**Exercise details:** Scan the records below. Report the number of lines containing the word "Stephen", and nothing more.
(Source data begins)
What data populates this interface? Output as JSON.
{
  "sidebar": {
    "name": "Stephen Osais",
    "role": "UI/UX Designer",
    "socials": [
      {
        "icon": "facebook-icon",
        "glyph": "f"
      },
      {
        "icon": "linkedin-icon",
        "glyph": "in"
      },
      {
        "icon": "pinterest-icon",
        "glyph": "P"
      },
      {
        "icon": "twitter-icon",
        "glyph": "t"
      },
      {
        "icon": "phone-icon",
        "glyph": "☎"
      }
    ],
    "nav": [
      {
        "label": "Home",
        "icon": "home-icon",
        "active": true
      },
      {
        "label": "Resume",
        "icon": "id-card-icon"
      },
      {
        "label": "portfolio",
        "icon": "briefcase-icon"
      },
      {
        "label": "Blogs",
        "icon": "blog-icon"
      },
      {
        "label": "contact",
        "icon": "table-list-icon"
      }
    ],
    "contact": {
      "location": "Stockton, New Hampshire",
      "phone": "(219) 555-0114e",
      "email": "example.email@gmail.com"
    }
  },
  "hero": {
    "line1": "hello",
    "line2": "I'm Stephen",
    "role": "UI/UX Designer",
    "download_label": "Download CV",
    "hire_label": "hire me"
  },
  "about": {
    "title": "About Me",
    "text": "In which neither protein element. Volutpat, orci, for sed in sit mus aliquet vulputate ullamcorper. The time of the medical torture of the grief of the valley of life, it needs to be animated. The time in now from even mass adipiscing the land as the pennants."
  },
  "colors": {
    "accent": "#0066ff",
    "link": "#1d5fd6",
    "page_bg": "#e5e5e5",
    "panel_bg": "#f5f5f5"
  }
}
(Source data ends)
**Completed exercise:** 2